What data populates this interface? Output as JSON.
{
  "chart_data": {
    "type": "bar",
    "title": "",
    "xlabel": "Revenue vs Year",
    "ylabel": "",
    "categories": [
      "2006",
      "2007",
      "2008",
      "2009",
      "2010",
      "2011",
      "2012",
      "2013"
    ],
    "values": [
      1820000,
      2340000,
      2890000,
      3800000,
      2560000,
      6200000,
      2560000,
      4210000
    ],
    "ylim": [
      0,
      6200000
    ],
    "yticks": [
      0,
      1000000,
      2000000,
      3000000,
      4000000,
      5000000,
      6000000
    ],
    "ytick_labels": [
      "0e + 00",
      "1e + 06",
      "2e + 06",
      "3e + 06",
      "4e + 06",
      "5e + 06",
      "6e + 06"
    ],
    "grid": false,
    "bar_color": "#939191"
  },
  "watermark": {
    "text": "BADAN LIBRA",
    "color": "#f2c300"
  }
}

▶ Required work
Every record should be given again exactly.

▶ Completed exercise
What data populates this interface? Output as JSON.
{
  "chart_data": {
    "type": "bar",
    "title": "",
    "xlabel": "Revenue vs Year",
    "ylabel": "",
    "categories": [
      "2006",
      "2007",
      "2008",
      "2009",
      "2010",
      "2011",
      "2012",
      "2013"
    ],
    "values": [
      1820000,
      2340000,
      2890000,
      3800000,
      2560000,
      6200000,
      2560000,
      4210000
    ],
    "ylim": [
      0,
      6200000
    ],
    "yticks": [
      0,
      1000000,
      2000000,
      3000000,
      4000000,
      5000000,
      6000000
    ],
    "ytick_labels": [
      "0e + 00",
      "1e + 06",
      "2e + 06",
      "3e + 06",
      "4e + 06",
      "5e + 06",
      "6e + 06"
    ],
    "grid": false,
    "bar_color": "#939191"
  },
  "watermark": {
    "text": "BADAN LIBRA",
    "color": "#f2c300"
  }
}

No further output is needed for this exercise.